(Stored data entries)
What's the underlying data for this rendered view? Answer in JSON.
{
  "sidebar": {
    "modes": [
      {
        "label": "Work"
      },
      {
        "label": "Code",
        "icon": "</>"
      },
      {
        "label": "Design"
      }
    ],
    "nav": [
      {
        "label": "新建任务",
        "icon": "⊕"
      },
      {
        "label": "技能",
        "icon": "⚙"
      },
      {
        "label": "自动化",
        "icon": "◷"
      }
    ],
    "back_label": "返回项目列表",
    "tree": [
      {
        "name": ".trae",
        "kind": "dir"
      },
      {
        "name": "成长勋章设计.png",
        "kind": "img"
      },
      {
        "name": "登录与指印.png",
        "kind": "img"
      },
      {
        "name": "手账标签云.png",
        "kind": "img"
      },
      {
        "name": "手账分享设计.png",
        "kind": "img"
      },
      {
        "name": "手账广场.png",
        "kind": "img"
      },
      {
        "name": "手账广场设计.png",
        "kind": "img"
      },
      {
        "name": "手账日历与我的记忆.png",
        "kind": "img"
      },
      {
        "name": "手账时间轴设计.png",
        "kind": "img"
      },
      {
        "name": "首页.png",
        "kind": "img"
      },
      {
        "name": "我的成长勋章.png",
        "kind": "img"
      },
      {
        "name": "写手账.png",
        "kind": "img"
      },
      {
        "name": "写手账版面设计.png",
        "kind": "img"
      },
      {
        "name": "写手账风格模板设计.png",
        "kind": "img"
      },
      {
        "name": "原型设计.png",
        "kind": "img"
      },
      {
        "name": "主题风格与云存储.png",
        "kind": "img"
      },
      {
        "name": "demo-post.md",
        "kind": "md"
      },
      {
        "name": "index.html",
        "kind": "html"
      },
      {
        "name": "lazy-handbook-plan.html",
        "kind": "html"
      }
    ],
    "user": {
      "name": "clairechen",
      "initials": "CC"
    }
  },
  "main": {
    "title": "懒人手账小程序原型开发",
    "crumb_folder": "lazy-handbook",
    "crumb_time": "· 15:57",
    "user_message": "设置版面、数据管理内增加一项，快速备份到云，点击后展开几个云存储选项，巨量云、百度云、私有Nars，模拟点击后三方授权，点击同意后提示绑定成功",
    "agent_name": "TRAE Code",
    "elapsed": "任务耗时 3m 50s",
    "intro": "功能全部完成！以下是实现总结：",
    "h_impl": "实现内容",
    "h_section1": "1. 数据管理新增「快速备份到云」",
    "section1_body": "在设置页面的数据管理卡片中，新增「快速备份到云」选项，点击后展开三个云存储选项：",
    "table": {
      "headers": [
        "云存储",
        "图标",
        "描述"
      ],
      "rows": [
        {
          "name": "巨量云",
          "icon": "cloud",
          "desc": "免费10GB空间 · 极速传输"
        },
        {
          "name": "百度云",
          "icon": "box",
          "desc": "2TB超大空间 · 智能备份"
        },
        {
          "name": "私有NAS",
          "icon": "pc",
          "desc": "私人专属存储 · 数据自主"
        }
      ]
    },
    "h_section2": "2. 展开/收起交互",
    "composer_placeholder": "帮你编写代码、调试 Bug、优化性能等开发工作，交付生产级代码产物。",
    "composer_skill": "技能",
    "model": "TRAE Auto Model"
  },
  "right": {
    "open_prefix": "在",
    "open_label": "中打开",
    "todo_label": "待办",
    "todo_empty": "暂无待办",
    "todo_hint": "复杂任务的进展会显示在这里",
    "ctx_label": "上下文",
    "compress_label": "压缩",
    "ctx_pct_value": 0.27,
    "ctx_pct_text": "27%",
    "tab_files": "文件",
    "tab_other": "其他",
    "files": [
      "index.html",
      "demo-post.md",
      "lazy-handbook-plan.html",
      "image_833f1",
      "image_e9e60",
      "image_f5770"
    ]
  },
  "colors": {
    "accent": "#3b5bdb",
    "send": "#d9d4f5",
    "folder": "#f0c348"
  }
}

| EXERCISE DETAILS |
Sift the material for lines with the string "icon". Copy each one found.

| RESPONSE FOR THIS EXERCISE |
        "icon": "</>"
        "icon": "⊕"
        "icon": "⚙"
        "icon": "◷"
          "icon": "cloud",
          "icon": "box",
          "icon": "pc",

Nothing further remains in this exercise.